● **Input records**:
◆ ◆ ◆ ◆ ◆
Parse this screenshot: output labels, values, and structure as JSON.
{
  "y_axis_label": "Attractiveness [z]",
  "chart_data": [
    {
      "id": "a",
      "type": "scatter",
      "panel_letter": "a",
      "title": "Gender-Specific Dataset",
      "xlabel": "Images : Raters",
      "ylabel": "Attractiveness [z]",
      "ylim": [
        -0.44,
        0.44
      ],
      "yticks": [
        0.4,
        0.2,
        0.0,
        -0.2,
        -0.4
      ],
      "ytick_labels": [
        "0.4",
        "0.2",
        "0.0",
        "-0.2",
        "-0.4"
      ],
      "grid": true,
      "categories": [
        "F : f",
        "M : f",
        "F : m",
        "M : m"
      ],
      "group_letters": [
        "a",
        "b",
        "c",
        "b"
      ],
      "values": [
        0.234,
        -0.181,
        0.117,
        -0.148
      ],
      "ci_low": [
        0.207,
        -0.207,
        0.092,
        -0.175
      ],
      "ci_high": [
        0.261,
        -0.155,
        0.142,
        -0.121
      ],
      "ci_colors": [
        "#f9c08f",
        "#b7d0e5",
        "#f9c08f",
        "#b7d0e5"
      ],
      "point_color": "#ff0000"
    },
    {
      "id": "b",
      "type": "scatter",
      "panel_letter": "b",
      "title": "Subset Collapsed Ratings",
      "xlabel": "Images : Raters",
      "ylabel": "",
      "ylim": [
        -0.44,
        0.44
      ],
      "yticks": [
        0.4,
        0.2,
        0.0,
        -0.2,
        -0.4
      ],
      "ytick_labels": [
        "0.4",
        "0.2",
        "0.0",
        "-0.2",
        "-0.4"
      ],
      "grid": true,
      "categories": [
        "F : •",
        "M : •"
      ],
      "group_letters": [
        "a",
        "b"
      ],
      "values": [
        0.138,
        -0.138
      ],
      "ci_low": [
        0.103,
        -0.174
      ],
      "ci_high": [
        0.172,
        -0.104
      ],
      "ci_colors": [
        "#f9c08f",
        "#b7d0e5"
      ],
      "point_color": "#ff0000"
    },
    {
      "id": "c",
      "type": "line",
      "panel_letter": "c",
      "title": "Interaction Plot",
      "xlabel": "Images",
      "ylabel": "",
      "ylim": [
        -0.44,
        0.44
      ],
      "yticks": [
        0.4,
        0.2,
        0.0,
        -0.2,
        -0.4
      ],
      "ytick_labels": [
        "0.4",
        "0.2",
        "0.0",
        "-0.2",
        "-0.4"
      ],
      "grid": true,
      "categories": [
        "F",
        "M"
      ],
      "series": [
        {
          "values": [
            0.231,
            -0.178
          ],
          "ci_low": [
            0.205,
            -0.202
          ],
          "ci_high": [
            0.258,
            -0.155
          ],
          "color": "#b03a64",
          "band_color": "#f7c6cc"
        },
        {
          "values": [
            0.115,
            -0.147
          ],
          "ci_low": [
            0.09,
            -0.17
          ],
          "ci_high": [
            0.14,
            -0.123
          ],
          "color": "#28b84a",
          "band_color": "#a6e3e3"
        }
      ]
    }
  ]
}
◆ ◆ ◆ ◆ ◆
● **Exercise**: Write the material out again in its entirety, exactly as shown.

● **Task answer**:
Parse this screenshot: output labels, values, and structure as JSON.
{
  "y_axis_label": "Attractiveness [z]",
  "chart_data": [
    {
      "id": "a",
      "type": "scatter",
      "panel_letter": "a",
      "title": "Gender-Specific Dataset",
      "xlabel": "Images : Raters",
      "ylabel": "Attractiveness [z]",
      "ylim": [
        -0.44,
        0.44
      ],
      "yticks": [
        0.4,
        0.2,
        0.0,
        -0.2,
        -0.4
      ],
      "ytick_labels": [
        "0.4",
        "0.2",
        "0.0",
        "-0.2",
        "-0.4"
      ],
      "grid": true,
      "categories": [
        "F : f",
        "M : f",
        "F : m",
        "M : m"
      ],
      "group_letters": [
        "a",
        "b",
        "c",
        "b"
      ],
      "values": [
        0.234,
        -0.181,
        0.117,
        -0.148
      ],
      "ci_low": [
        0.207,
        -0.207,
        0.092,
        -0.175
      ],
      "ci_high": [
        0.261,
        -0.155,
        0.142,
        -0.121
      ],
      "ci_colors": [
        "#f9c08f",
        "#b7d0e5",
        "#f9c08f",
        "#b7d0e5"
      ],
      "point_color": "#ff0000"
    },
    {
      "id": "b",
      "type": "scatter",
      "panel_letter": "b",
      "title": "Subset Collapsed Ratings",
      "xlabel": "Images : Raters",
      "ylabel": "",
      "ylim": [
        -0.44,
        0.44
      ],
      "yticks": [
        0.4,
        0.2,
        0.0,
        -0.2,
        -0.4
      ],
      "ytick_labels": [
        "0.4",
        "0.2",
        "0.0",
        "-0.2",
        "-0.4"
      ],
      "grid": true,
      "categories": [
        "F : •",
        "M : •"
      ],
      "group_letters": [
        "a",
        "b"
      ],
      "values": [
        0.138,
        -0.138
      ],
      "ci_low": [
        0.103,
        -0.174
      ],
      "ci_high": [
        0.172,
        -0.104
      ],
      "ci_colors": [
        "#f9c08f",
        "#b7d0e5"
      ],
      "point_color": "#ff0000"
    },
    {
      "id": "c",
      "type": "line",
      "panel_letter": "c",
      "title": "Interaction Plot",
      "xlabel": "Images",
      "ylabel": "",
      "ylim": [
        -0.44,
        0.44
      ],
      "yticks": [
        0.4,
        0.2,
        0.0,
        -0.2,
        -0.4
      ],
      "ytick_labels": [
        "0.4",
        "0.2",
        "0.0",
        "-0.2",
        "-0.4"
      ],
      "grid": true,
      "categories": [
        "F",
        "M"
      ],
      "series": [
        {
          "values": [
            0.231,
            -0.178
          ],
          "ci_low": [
            0.205,
            -0.202
          ],
          "ci_high": [
            0.258,
            -0.155
          ],
          "color": "#b03a64",
          "band_color": "#f7c6cc"
        },
        {
          "values": [
            0.115,
            -0.147
          ],
          "ci_low": [
            0.09,
            -0.17
          ],
          "ci_high": [
            0.14,
            -0.123
          ],
          "color": "#28b84a",
          "band_color": "#a6e3e3"
        }
      ]
    }
  ]
}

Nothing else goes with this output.